> **TASK STATEMENT**:
Reproduce every record below exactly as it appears.
- - -
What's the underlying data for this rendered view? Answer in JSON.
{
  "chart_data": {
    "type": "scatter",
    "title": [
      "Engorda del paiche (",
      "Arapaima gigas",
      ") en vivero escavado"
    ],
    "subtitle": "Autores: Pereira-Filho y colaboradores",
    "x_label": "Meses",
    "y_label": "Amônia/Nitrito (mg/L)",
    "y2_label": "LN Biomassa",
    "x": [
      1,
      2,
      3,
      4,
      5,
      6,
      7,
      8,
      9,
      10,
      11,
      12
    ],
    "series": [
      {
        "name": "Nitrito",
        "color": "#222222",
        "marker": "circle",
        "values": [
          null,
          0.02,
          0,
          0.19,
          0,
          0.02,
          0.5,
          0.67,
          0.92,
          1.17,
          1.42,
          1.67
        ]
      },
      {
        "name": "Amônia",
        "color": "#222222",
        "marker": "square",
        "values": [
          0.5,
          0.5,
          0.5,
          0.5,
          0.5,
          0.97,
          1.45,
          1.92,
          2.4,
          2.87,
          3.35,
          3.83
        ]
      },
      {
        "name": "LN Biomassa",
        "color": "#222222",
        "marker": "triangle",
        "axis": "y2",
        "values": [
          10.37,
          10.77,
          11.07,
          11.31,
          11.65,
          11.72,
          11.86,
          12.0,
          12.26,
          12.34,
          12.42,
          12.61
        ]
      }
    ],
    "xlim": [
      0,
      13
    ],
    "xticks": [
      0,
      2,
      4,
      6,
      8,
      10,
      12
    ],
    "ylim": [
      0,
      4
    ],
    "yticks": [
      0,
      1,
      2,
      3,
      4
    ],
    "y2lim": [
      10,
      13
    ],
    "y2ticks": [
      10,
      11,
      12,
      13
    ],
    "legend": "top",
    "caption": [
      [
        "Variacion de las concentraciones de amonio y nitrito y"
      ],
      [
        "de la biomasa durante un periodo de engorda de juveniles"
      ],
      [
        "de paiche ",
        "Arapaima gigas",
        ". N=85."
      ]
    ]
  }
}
- - -
> **COMPLETE RESPONSE**:
What's the underlying data for this rendered view? Answer in JSON.
{
  "chart_data": {
    "type": "scatter",
    "title": [
      "Engorda del paiche (",
      "Arapaima gigas",
      ") en vivero escavado"
    ],
    "subtitle": "Autores: Pereira-Filho y colaboradores",
    "x_label": "Meses",
    "y_label": "Amônia/Nitrito (mg/L)",
    "y2_label": "LN Biomassa",
    "x": [
      1,
      2,
      3,
      4,
      5,
      6,
      7,
      8,
      9,
      10,
      11,
      12
    ],
    "series": [
      {
        "name": "Nitrito",
        "color": "#222222",
        "marker": "circle",
        "values": [
          null,
          0.02,
          0,
          0.19,
          0,
          0.02,
          0.5,
          0.67,
          0.92,
          1.17,
          1.42,
          1.67
        ]
      },
      {
        "name": "Amônia",
        "color": "#222222",
        "marker": "square",
        "values": [
          0.5,
          0.5,
          0.5,
          0.5,
          0.5,
          0.97,
          1.45,
          1.92,
          2.4,
          2.87,
          3.35,
          3.83
        ]
      },
      {
        "name": "LN Biomassa",
        "color": "#222222",
        "marker": "triangle",
        "axis": "y2",
        "values": [
          10.37,
          10.77,
          11.07,
          11.31,
          11.65,
          11.72,
          11.86,
          12.0,
          12.26,
          12.34,
          12.42,
          12.61
        ]
      }
    ],
    "xlim": [
      0,
      13
    ],
    "xticks": [
      0,
      2,
      4,
      6,
      8,
      10,
      12
    ],
    "ylim": [
      0,
      4
    ],
    "yticks": [
      0,
      1,
      2,
      3,
      4
    ],
    "y2lim": [
      10,
      13
    ],
    "y2ticks": [
      10,
      11,
      12,
      13
    ],
    "legend": "top",
    "caption": [
      [
        "Variacion de las concentraciones de amonio y nitrito y"
      ],
      [
        "de la biomasa durante un periodo de engorda de juveniles"
      ],
      [
        "de paiche ",
        "Arapaima gigas",
        ". N=85."
      ]
    ]
  }
}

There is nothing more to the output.